↓

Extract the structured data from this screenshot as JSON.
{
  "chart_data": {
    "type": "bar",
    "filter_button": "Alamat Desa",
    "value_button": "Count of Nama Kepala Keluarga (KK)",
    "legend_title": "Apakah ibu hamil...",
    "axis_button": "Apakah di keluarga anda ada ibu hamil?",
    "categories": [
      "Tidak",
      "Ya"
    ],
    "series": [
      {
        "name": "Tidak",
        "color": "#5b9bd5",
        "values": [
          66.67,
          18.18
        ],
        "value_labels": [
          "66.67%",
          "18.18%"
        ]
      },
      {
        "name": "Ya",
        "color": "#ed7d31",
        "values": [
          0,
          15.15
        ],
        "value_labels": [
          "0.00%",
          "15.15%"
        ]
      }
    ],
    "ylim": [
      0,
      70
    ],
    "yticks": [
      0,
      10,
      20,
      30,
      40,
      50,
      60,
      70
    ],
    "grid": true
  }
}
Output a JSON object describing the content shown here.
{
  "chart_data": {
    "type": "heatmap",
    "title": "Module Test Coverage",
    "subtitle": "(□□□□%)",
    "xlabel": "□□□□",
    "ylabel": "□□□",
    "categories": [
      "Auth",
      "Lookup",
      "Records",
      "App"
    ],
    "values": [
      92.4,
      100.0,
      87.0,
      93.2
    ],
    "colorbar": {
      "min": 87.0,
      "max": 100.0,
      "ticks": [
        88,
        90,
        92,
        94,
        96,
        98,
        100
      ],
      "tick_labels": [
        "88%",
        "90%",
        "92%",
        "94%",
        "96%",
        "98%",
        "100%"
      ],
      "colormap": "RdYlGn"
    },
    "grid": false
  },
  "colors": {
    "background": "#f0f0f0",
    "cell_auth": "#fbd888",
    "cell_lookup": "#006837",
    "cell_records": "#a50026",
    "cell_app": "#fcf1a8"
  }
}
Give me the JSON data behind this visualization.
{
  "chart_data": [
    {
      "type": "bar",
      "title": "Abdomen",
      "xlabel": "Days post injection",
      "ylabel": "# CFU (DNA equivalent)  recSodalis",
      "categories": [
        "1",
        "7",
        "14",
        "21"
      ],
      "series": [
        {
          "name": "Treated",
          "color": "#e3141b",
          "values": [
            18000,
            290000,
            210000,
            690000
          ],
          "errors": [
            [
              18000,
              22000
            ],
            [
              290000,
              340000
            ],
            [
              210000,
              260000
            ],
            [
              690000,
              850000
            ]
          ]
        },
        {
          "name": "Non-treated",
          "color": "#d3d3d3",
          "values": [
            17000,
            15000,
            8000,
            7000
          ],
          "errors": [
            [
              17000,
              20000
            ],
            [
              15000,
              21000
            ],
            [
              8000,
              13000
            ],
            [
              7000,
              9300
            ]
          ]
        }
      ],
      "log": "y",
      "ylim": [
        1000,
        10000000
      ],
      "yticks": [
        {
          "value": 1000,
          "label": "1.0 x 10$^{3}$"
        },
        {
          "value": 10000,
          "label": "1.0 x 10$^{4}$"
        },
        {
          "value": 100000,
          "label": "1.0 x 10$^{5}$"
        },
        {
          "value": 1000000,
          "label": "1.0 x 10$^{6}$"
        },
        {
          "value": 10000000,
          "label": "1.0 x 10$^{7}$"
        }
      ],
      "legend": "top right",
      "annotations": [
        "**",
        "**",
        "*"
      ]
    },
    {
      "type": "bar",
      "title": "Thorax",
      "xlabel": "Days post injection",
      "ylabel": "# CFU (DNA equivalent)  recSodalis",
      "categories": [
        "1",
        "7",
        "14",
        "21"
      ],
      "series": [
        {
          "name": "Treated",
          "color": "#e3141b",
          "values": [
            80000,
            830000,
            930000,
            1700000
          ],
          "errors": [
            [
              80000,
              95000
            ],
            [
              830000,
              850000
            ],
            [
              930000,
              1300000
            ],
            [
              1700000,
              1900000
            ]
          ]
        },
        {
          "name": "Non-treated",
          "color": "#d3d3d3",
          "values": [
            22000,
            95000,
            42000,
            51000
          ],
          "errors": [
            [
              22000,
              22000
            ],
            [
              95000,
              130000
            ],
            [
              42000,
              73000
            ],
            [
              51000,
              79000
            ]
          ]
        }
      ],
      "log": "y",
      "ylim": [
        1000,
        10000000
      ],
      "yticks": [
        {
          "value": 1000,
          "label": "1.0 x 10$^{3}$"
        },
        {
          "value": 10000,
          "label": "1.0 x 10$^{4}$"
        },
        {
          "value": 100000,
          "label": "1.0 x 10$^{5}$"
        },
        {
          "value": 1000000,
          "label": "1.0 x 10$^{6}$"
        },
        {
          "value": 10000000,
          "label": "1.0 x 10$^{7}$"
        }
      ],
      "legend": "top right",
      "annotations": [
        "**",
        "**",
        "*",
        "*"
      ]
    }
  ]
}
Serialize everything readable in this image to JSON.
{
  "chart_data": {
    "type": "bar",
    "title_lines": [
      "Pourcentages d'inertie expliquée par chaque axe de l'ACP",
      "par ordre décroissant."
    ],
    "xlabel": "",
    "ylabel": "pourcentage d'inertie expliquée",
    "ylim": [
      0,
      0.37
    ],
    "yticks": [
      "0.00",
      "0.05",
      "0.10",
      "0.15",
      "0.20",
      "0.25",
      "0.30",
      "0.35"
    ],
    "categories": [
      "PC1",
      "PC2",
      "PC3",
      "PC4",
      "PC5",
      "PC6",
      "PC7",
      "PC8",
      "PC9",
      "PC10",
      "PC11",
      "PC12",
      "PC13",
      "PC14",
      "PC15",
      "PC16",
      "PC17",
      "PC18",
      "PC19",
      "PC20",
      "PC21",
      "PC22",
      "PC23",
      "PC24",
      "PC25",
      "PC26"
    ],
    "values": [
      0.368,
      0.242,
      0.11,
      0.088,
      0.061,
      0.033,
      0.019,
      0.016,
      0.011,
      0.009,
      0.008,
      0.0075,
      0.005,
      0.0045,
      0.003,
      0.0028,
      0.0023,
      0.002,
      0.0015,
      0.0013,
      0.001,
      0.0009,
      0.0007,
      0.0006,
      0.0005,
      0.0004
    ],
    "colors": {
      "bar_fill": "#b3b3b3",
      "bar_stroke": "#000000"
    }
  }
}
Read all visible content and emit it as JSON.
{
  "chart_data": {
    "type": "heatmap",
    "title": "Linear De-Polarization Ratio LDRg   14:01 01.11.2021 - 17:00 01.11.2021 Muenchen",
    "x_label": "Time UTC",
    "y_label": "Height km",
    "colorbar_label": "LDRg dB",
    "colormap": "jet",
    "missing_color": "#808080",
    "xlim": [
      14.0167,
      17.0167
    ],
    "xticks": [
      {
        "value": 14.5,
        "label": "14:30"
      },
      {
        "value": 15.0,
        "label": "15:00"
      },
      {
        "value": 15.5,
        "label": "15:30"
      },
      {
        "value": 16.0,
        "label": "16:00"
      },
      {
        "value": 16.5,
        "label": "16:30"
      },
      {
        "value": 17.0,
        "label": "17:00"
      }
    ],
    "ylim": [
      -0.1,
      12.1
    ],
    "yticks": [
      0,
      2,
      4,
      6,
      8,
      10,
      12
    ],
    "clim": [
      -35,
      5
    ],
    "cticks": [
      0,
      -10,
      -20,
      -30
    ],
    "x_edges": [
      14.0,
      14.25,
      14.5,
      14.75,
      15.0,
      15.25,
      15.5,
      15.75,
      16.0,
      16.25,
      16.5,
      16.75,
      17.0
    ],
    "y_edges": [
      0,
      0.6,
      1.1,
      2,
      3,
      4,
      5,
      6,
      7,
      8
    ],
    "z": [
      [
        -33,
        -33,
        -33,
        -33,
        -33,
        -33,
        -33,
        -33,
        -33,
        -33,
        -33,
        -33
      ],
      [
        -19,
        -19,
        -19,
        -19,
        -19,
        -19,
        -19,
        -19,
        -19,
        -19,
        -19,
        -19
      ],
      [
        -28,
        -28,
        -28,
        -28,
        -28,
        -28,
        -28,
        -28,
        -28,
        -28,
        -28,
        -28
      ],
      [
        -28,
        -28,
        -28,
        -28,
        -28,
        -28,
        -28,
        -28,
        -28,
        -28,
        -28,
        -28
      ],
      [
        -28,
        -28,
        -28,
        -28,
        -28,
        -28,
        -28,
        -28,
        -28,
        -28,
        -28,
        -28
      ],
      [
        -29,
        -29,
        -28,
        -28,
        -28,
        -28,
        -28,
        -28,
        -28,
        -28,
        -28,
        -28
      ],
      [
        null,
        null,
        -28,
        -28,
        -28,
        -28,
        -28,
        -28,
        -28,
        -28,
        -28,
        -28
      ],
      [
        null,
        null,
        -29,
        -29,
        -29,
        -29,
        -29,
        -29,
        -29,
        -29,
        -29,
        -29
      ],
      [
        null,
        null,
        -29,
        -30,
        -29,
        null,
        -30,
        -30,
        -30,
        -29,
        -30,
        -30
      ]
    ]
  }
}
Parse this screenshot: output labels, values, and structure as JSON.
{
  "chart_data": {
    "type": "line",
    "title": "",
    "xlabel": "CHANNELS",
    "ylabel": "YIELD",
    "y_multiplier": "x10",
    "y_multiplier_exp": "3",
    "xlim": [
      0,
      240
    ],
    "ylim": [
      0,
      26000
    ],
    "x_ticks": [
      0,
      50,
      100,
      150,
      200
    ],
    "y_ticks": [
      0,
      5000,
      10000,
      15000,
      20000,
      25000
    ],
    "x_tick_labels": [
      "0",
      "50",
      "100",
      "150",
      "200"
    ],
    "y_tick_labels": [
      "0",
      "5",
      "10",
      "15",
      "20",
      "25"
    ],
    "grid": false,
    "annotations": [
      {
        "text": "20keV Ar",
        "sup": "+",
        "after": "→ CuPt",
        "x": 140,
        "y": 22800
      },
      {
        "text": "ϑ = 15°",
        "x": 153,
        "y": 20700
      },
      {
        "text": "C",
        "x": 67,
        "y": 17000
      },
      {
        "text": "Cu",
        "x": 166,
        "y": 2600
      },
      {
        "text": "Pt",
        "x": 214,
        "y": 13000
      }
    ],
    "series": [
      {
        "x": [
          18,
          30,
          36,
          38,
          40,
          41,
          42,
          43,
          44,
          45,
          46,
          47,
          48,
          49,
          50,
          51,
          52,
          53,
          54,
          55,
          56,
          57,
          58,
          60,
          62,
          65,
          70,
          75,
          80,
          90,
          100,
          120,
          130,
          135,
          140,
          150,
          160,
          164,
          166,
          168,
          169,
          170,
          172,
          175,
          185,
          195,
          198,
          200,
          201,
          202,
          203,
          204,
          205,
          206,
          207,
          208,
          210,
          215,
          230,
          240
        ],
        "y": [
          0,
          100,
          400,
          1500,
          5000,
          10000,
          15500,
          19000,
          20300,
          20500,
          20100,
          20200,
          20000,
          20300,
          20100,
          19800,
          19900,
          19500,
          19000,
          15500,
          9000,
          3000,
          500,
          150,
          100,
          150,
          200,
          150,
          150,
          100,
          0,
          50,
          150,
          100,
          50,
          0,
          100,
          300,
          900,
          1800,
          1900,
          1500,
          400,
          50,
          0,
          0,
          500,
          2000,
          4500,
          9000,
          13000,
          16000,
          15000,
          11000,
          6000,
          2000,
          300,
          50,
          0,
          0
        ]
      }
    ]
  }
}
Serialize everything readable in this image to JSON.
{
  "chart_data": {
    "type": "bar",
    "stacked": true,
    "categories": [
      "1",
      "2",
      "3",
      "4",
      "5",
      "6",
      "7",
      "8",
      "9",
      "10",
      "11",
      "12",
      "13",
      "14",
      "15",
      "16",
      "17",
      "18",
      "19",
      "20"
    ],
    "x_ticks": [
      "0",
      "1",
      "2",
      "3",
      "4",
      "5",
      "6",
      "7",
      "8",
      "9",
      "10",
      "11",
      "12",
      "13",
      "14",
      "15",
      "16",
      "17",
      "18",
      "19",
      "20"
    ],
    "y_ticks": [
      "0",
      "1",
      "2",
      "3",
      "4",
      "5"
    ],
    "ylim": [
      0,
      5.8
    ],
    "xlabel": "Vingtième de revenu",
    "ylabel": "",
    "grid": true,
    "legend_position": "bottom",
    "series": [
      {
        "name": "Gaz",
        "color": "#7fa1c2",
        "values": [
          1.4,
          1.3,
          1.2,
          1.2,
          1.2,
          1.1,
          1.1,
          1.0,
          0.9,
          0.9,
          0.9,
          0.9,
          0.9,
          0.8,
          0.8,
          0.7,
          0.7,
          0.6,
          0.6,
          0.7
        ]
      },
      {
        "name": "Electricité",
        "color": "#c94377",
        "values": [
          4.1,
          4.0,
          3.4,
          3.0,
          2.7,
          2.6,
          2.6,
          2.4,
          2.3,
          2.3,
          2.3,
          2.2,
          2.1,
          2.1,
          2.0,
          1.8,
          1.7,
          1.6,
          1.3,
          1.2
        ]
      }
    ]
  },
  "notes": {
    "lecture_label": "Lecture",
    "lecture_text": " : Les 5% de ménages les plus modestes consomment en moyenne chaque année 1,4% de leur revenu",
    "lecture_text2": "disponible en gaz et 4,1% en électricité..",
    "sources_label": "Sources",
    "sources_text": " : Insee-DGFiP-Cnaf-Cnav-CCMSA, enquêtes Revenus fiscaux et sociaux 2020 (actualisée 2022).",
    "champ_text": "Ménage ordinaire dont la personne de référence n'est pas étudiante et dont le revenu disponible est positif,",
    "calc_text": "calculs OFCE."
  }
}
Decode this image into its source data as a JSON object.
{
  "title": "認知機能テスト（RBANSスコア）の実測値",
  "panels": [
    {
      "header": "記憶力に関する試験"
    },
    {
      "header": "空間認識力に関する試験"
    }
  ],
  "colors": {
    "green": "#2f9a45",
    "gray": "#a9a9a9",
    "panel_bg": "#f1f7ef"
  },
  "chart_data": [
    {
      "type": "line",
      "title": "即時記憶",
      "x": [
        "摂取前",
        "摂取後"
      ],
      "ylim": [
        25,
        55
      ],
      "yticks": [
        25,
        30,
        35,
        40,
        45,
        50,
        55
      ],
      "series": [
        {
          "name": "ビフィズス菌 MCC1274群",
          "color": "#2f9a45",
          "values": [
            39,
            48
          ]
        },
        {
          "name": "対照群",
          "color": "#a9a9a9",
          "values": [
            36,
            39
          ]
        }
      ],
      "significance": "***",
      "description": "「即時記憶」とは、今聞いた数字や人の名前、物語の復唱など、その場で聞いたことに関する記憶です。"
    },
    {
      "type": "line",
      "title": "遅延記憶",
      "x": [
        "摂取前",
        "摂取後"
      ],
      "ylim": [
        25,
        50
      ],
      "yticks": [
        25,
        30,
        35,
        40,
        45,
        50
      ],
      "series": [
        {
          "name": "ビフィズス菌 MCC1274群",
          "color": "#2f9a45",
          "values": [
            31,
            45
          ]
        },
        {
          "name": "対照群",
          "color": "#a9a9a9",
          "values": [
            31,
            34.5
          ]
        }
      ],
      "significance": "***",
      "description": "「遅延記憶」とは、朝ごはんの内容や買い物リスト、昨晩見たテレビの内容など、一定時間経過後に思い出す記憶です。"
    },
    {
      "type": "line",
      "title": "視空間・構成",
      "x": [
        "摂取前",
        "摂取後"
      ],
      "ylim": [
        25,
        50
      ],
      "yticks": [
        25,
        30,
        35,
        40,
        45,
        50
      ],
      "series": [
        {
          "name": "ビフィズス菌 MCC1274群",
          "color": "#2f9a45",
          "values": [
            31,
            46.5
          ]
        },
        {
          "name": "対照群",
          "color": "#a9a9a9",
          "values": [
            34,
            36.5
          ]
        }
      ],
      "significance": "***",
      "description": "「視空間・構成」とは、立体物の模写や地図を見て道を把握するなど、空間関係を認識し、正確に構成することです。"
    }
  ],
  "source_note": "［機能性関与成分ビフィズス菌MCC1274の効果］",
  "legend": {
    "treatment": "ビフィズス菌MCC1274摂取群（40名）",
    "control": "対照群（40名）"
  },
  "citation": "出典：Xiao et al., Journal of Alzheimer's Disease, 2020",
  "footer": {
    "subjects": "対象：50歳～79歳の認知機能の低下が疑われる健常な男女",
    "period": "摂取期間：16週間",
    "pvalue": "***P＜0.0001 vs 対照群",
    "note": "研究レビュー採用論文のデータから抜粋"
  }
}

↑

Exercise goal |
Each line in the entries above that includes the string "LDRg" should be extracted.

Written reply |
    "title": "Linear De-Polarization Ratio LDRg   14:01 01.11.2021 - 17:00 01.11.2021 Muenchen",
    "colorbar_label": "LDRg dB",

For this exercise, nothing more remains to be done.